Figure record listings:
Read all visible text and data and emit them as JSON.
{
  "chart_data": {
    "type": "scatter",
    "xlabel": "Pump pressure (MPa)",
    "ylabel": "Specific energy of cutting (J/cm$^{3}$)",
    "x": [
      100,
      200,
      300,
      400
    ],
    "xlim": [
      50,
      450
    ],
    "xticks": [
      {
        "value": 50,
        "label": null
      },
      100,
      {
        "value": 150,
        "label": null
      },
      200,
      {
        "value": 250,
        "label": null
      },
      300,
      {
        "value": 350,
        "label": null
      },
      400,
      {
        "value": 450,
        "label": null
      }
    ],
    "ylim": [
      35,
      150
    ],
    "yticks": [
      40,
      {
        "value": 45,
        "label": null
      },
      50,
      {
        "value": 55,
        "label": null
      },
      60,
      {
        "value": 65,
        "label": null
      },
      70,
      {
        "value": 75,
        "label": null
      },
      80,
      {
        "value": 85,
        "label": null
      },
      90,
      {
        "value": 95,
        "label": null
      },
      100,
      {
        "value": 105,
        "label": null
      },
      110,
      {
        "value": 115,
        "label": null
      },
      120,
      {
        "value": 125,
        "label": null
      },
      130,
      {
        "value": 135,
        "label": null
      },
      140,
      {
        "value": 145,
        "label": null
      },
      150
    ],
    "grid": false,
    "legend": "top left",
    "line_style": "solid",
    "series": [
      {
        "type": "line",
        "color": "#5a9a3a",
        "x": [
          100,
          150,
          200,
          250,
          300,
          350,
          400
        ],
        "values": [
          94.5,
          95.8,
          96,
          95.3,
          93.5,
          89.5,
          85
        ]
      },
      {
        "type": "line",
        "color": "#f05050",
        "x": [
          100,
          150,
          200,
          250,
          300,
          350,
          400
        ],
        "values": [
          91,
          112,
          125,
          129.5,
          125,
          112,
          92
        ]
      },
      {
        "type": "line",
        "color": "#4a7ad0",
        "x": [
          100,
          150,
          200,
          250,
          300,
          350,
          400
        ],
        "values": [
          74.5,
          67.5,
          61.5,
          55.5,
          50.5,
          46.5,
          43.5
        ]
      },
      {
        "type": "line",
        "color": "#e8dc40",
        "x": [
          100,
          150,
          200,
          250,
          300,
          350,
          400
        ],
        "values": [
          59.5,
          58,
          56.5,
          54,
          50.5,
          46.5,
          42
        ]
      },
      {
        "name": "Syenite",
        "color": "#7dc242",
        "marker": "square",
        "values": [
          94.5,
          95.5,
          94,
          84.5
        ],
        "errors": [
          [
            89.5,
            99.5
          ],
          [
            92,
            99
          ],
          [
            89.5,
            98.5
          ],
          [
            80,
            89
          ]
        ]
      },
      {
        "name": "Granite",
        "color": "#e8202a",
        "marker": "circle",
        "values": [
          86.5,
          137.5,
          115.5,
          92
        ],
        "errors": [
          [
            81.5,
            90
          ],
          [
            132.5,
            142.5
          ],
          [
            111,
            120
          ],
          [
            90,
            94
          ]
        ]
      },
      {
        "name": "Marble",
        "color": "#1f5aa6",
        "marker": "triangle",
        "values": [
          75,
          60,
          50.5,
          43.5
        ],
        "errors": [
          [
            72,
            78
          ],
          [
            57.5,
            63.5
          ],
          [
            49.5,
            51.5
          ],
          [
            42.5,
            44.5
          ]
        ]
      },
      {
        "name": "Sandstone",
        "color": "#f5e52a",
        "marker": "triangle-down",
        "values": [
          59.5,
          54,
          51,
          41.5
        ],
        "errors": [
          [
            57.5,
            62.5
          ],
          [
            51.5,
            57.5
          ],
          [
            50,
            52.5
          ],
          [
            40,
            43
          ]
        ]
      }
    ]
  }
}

§ Given task
Each entry above is to be quoted exactly.

§ The completed task
Read all visible text and data and emit them as JSON.
{
  "chart_data": {
    "type": "scatter",
    "xlabel": "Pump pressure (MPa)",
    "ylabel": "Specific energy of cutting (J/cm$^{3}$)",
    "x": [
      100,
      200,
      300,
      400
    ],
    "xlim": [
      50,
      450
    ],
    "xticks": [
      {
        "value": 50,
        "label": null
      },
      100,
      {
        "value": 150,
        "label": null
      },
      200,
      {
        "value": 250,
        "label": null
      },
      300,
      {
        "value": 350,
        "label": null
      },
      400,
      {
        "value": 450,
        "label": null
      }
    ],
    "ylim": [
      35,
      150
    ],
    "yticks": [
      40,
      {
        "value": 45,
        "label": null
      },
      50,
      {
        "value": 55,
        "label": null
      },
      60,
      {
        "value": 65,
        "label": null
      },
      70,
      {
        "value": 75,
        "label": null
      },
      80,
      {
        "value": 85,
        "label": null
      },
      90,
      {
        "value": 95,
        "label": null
      },
      100,
      {
        "value": 105,
        "label": null
      },
      110,
      {
        "value": 115,
        "label": null
      },
      120,
      {
        "value": 125,
        "label": null
      },
      130,
      {
        "value": 135,
        "label": null
      },
      140,
      {
        "value": 145,
        "label": null
      },
      150
    ],
    "grid": false,
    "legend": "top left",
    "line_style": "solid",
    "series": [
      {
        "type": "line",
        "color": "#5a9a3a",
        "x": [
          100,
          150,
          200,
          250,
          300,
          350,
          400
        ],
        "values": [
          94.5,
          95.8,
          96,
          95.3,
          93.5,
          89.5,
          85
        ]
      },
      {
        "type": "line",
        "color": "#f05050",
        "x": [
          100,
          150,
          200,
          250,
          300,
          350,
          400
        ],
        "values": [
          91,
          112,
          125,
          129.5,
          125,
          112,
          92
        ]
      },
      {
        "type": "line",
        "color": "#4a7ad0",
        "x": [
          100,
          150,
          200,
          250,
          300,
          350,
          400
        ],
        "values": [
          74.5,
          67.5,
          61.5,
          55.5,
          50.5,
          46.5,
          43.5
        ]
      },
      {
        "type": "line",
        "color": "#e8dc40",
        "x": [
          100,
          150,
          200,
          250,
          300,
          350,
          400
        ],
        "values": [
          59.5,
          58,
          56.5,
          54,
          50.5,
          46.5,
          42
        ]
      },
      {
        "name": "Syenite",
        "color": "#7dc242",
        "marker": "square",
        "values": [
          94.5,
          95.5,
          94,
          84.5
        ],
        "errors": [
          [
            89.5,
            99.5
          ],
          [
            92,
            99
          ],
          [
            89.5,
            98.5
          ],
          [
            80,
            89
          ]
        ]
      },
      {
        "name": "Granite",
        "color": "#e8202a",
        "marker": "circle",
        "values": [
          86.5,
          137.5,
          115.5,
          92
        ],
        "errors": [
          [
            81.5,
            90
          ],
          [
            132.5,
            142.5
          ],
          [
            111,
            120
          ],
          [
            90,
            94
          ]
        ]
      },
      {
        "name": "Marble",
        "color": "#1f5aa6",
        "marker": "triangle",
        "values": [
          75,
          60,
          50.5,
          43.5
        ],
        "errors": [
          [
            72,
            78
          ],
          [
            57.5,
            63.5
          ],
          [
            49.5,
            51.5
          ],
          [
            42.5,
            44.5
          ]
        ]
      },
      {
        "name": "Sandstone",
        "color": "#f5e52a",
        "marker": "triangle-down",
        "values": [
          59.5,
          54,
          51,
          41.5
        ],
        "errors": [
          [
            57.5,
            62.5
          ],
          [
            51.5,
            57.5
          ],
          [
            50,
            52.5
          ],
          [
            40,
            43
          ]
        ]
      }
    ]
  }
}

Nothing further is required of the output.